== What is asked ==
Single out the lines that include the word "Automation". Copy them.

== Data lines ==
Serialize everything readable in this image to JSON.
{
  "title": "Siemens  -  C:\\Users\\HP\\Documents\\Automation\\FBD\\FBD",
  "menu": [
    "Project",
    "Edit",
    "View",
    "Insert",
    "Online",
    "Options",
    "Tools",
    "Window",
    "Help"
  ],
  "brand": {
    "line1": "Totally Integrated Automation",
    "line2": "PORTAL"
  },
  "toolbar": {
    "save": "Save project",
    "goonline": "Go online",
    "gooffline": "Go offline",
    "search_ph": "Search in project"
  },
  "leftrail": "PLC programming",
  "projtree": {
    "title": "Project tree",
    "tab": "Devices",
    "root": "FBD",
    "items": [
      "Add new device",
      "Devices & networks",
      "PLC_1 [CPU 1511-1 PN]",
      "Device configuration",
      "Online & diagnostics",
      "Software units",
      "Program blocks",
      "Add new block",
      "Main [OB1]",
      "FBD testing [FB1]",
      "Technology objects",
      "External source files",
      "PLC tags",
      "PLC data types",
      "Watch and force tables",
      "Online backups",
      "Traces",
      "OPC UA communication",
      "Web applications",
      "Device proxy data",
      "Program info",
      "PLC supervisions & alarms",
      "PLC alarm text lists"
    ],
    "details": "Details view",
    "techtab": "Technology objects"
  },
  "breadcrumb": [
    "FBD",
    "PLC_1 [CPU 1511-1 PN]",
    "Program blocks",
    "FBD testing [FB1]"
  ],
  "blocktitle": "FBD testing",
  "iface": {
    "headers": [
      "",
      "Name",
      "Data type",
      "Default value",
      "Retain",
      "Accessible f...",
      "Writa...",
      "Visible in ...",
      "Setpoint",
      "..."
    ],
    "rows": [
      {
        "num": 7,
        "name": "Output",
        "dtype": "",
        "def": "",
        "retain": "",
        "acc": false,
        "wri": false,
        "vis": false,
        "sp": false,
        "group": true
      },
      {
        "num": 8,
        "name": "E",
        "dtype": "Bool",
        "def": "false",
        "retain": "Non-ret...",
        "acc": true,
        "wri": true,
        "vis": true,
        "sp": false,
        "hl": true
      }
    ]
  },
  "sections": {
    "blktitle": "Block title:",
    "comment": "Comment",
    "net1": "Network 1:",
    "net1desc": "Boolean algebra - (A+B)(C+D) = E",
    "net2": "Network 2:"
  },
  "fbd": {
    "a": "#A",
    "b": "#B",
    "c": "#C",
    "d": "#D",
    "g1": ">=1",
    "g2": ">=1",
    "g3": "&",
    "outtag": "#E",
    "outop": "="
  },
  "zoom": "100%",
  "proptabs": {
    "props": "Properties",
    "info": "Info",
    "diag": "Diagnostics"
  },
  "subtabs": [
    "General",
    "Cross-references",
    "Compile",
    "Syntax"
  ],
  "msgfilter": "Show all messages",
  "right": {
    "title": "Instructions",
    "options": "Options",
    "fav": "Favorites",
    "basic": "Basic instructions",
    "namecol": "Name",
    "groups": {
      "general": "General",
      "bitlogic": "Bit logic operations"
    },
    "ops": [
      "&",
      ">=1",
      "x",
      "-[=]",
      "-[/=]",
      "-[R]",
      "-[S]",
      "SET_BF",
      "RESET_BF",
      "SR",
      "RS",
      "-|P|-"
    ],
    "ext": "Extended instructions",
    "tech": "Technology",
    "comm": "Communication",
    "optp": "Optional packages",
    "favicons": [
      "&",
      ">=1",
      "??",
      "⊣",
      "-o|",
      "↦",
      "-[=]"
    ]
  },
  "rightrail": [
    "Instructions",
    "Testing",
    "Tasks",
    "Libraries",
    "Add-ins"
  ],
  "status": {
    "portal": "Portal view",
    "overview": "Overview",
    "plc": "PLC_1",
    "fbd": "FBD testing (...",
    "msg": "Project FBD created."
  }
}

== Solution ==
  "title": "Siemens  -  C:\\Users\\HP\\Documents\\Automation\\FBD\\FBD",
    "line1": "Totally Integrated Automation",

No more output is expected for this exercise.